Aufgabenziel ▸ Formatiere die Datensätze vom Anfang bis einschließlich der Zeile mit „data-label: 10 bbox=[974, 465, 993, 484]“ als Markdown-Tabelle mit den Spalten „Nummer“ und „Zeile“. Leerzeilen werden ausgelassen.

Material zur Aufgabe ▸

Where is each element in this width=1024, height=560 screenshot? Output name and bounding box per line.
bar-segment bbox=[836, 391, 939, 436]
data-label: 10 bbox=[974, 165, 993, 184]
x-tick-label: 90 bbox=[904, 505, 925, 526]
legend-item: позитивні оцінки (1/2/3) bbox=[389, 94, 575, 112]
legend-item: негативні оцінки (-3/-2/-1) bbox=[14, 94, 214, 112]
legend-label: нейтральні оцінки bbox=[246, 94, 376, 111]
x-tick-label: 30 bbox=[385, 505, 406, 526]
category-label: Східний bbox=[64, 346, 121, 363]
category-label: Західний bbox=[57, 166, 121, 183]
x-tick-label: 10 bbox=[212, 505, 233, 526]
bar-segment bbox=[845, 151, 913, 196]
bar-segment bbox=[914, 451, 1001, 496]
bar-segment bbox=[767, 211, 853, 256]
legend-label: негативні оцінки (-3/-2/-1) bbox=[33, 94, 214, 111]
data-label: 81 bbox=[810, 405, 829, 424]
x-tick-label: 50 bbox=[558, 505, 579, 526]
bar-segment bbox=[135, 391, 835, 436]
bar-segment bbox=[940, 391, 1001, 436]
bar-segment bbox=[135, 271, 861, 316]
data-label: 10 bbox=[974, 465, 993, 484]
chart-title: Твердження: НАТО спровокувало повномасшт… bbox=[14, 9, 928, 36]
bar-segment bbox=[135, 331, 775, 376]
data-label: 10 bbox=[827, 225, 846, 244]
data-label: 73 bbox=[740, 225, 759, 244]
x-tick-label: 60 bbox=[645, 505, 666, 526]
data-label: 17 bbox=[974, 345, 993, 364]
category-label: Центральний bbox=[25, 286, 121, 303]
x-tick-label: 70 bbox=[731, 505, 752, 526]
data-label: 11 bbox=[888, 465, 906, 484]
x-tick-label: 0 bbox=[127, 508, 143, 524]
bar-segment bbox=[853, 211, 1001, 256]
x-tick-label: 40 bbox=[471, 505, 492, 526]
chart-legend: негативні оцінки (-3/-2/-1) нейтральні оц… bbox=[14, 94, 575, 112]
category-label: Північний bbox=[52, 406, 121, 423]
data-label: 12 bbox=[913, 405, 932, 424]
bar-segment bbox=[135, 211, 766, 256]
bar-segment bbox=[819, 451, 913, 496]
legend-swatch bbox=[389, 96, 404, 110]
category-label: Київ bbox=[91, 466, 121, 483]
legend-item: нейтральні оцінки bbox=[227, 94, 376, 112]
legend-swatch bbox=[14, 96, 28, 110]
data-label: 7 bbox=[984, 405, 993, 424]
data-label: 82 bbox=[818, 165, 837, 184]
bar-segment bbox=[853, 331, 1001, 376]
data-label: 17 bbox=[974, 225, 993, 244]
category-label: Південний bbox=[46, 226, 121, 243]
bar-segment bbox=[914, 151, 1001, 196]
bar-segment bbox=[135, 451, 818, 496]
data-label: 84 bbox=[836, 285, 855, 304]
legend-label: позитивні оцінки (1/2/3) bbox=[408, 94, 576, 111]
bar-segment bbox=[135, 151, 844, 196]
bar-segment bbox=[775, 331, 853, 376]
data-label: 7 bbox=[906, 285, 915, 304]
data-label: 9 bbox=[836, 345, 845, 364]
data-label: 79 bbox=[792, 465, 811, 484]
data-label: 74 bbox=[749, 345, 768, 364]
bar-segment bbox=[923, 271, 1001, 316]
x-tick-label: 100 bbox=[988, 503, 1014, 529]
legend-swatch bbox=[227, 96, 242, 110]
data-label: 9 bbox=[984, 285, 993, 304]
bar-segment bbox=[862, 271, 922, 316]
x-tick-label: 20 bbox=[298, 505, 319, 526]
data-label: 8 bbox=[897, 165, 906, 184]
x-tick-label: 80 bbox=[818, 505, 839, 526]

Lösung der Aufgabe ▸
| Nummer | Zeile |
|---|---|
| 1 | Where is each element in this width=1024, height=560 screenshot? Output name and bounding box per line. |
| 2 | bar-segment bbox=[836, 391, 939, 436] |
| 3 | data-label: 10 bbox=[974, 165, 993, 184] |
| 4 | x-tick-label: 90 bbox=[904, 505, 925, 526] |
| 5 | legend-item: позитивні оцінки (1/2/3) bbox=[389, 94, 575, 112] |
| 6 | legend-item: негативні оцінки (-3/-2/-1) bbox=[14, 94, 214, 112] |
| 7 | legend-label: нейтральні оцінки bbox=[246, 94, 376, 111] |
| 8 | x-tick-label: 30 bbox=[385, 505, 406, 526] |
| 9 | category-label: Східний bbox=[64, 346, 121, 363] |
| 10 | category-label: Західний bbox=[57, 166, 121, 183] |
| 11 | x-tick-label: 10 bbox=[212, 505, 233, 526] |
| 12 | bar-segment bbox=[845, 151, 913, 196] |
| 13 | bar-segment bbox=[914, 451, 1001, 496] |
| 14 | bar-segment bbox=[767, 211, 853, 256] |
| 15 | legend-label: негативні оцінки (-3/-2/-1) bbox=[33, 94, 214, 111] |
| 16 | data-label: 81 bbox=[810, 405, 829, 424] |
| 17 | x-tick-label: 50 bbox=[558, 505, 579, 526] |
| 18 | bar-segment bbox=[135, 391, 835, 436] |
| 19 | bar-segment bbox=[940, 391, 1001, 436] |
| 20 | bar-segment bbox=[135, 271, 861, 316] |
| 21 | data-label: 10 bbox=[974, 465, 993, 484] |